### Problem
Copy out the entries below precisely; nothing is to be omitted.

### Available data
---+---
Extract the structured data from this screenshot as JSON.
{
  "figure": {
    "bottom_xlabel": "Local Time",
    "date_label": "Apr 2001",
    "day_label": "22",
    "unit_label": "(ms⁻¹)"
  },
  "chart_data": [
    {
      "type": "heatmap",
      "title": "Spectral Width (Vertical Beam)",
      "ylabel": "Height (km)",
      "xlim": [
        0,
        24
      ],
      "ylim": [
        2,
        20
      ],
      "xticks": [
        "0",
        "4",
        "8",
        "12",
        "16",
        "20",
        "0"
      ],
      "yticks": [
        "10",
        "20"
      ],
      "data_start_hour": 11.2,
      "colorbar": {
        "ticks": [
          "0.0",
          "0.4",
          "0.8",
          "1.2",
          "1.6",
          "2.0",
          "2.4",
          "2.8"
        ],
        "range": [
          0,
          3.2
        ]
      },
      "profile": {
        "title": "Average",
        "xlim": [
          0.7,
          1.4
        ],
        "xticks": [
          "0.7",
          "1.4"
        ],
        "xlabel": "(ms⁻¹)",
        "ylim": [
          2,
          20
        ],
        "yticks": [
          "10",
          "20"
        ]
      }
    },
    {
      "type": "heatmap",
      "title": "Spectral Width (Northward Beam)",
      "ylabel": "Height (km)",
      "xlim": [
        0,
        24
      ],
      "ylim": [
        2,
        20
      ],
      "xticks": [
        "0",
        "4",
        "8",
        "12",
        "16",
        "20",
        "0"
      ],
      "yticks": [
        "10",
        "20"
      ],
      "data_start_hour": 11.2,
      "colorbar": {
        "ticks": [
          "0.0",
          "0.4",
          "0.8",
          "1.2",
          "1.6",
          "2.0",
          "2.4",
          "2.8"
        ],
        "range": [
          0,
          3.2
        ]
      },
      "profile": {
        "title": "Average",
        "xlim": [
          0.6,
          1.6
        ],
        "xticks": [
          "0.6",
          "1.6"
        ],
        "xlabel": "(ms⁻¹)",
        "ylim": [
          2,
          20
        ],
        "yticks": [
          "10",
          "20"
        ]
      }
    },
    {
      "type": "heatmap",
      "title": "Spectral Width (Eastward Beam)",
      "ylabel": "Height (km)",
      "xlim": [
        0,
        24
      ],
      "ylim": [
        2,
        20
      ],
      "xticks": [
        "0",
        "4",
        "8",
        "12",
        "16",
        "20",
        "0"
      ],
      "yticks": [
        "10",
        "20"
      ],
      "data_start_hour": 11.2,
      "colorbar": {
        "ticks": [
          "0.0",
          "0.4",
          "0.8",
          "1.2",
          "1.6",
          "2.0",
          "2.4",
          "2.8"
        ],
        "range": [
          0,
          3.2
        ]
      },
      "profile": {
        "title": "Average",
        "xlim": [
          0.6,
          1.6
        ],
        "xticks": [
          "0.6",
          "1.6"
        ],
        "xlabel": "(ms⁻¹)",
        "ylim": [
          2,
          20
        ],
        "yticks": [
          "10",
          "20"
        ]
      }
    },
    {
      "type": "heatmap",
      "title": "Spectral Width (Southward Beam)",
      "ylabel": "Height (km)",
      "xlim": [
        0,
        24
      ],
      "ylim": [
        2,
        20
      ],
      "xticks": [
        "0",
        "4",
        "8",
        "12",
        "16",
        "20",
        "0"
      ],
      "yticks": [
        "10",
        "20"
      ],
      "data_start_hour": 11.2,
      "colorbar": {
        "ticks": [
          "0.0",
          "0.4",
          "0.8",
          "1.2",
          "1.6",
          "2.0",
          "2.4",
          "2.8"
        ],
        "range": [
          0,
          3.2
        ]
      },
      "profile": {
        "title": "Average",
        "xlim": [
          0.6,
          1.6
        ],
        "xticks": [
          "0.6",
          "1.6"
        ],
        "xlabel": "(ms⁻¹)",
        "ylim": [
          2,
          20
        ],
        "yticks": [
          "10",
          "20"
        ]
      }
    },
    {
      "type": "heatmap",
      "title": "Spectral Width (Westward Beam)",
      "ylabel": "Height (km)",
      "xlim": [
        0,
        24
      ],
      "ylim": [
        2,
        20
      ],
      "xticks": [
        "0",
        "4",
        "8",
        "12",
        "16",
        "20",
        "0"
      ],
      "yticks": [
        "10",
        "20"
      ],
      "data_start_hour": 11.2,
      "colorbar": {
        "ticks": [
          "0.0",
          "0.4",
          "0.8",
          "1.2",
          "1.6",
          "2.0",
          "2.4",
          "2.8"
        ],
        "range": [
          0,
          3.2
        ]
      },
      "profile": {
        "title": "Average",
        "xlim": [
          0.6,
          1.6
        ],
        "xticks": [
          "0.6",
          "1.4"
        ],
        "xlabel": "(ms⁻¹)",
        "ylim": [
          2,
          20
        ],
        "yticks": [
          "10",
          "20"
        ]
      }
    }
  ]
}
---+---
### Solution for this exercise
Extract the structured data from this screenshot as JSON.
{
  "figure": {
    "bottom_xlabel": "Local Time",
    "date_label": "Apr 2001",
    "day_label": "22",
    "unit_label": "(ms⁻¹)"
  },
  "chart_data": [
    {
      "type": "heatmap",
      "title": "Spectral Width (Vertical Beam)",
      "ylabel": "Height (km)",
      "xlim": [
        0,
        24
      ],
      "ylim": [
        2,
        20
      ],
      "xticks": [
        "0",
        "4",
        "8",
        "12",
        "16",
        "20",
        "0"
      ],
      "yticks": [
        "10",
        "20"
      ],
      "data_start_hour": 11.2,
      "colorbar": {
        "ticks": [
          "0.0",
          "0.4",
          "0.8",
          "1.2",
          "1.6",
          "2.0",
          "2.4",
          "2.8"
        ],
        "range": [
          0,
          3.2
        ]
      },
      "profile": {
        "title": "Average",
        "xlim": [
          0.7,
          1.4
        ],
        "xticks": [
          "0.7",
          "1.4"
        ],
        "xlabel": "(ms⁻¹)",
        "ylim": [
          2,
          20
        ],
        "yticks": [
          "10",
          "20"
        ]
      }
    },
    {
      "type": "heatmap",
      "title": "Spectral Width (Northward Beam)",
      "ylabel": "Height (km)",
      "xlim": [
        0,
        24
      ],
      "ylim": [
        2,
        20
      ],
      "xticks": [
        "0",
        "4",
        "8",
        "12",
        "16",
        "20",
        "0"
      ],
      "yticks": [
        "10",
        "20"
      ],
      "data_start_hour": 11.2,
      "colorbar": {
        "ticks": [
          "0.0",
          "0.4",
          "0.8",
          "1.2",
          "1.6",
          "2.0",
          "2.4",
          "2.8"
        ],
        "range": [
          0,
          3.2
        ]
      },
      "profile": {
        "title": "Average",
        "xlim": [
          0.6,
          1.6
        ],
        "xticks": [
          "0.6",
          "1.6"
        ],
        "xlabel": "(ms⁻¹)",
        "ylim": [
          2,
          20
        ],
        "yticks": [
          "10",
          "20"
        ]
      }
    },
    {
      "type": "heatmap",
      "title": "Spectral Width (Eastward Beam)",
      "ylabel": "Height (km)",
      "xlim": [
        0,
        24
      ],
      "ylim": [
        2,
        20
      ],
      "xticks": [
        "0",
        "4",
        "8",
        "12",
        "16",
        "20",
        "0"
      ],
      "yticks": [
        "10",
        "20"
      ],
      "data_start_hour": 11.2,
      "colorbar": {
        "ticks": [
          "0.0",
          "0.4",
          "0.8",
          "1.2",
          "1.6",
          "2.0",
          "2.4",
          "2.8"
        ],
        "range": [
          0,
          3.2
        ]
      },
      "profile": {
        "title": "Average",
        "xlim": [
          0.6,
          1.6
        ],
        "xticks": [
          "0.6",
          "1.6"
        ],
        "xlabel": "(ms⁻¹)",
        "ylim": [
          2,
          20
        ],
        "yticks": [
          "10",
          "20"
        ]
      }
    },
    {
      "type": "heatmap",
      "title": "Spectral Width (Southward Beam)",
      "ylabel": "Height (km)",
      "xlim": [
        0,
        24
      ],
      "ylim": [
        2,
        20
      ],
      "xticks": [
        "0",
        "4",
        "8",
        "12",
        "16",
        "20",
        "0"
      ],
      "yticks": [
        "10",
        "20"
      ],
      "data_start_hour": 11.2,
      "colorbar": {
        "ticks": [
          "0.0",
          "0.4",
          "0.8",
          "1.2",
          "1.6",
          "2.0",
          "2.4",
          "2.8"
        ],
        "range": [
          0,
          3.2
        ]
      },
      "profile": {
        "title": "Average",
        "xlim": [
          0.6,
          1.6
        ],
        "xticks": [
          "0.6",
          "1.6"
        ],
        "xlabel": "(ms⁻¹)",
        "ylim": [
          2,
          20
        ],
        "yticks": [
          "10",
          "20"
        ]
      }
    },
    {
      "type": "heatmap",
      "title": "Spectral Width (Westward Beam)",
      "ylabel": "Height (km)",
      "xlim": [
        0,
        24
      ],
      "ylim": [
        2,
        20
      ],
      "xticks": [
        "0",
        "4",
        "8",
        "12",
        "16",
        "20",
        "0"
      ],
      "yticks": [
        "10",
        "20"
      ],
      "data_start_hour": 11.2,
      "colorbar": {
        "ticks": [
          "0.0",
          "0.4",
          "0.8",
          "1.2",
          "1.6",
          "2.0",
          "2.4",
          "2.8"
        ],
        "range": [
          0,
          3.2
        ]
      },
      "profile": {
        "title": "Average",
        "xlim": [
          0.6,
          1.6
        ],
        "xticks": [
          "0.6",
          "1.4"
        ],
        "xlabel": "(ms⁻¹)",
        "ylim": [
          2,
          20
        ],
        "yticks": [
          "10",
          "20"
        ]
      }
    }
  ]
}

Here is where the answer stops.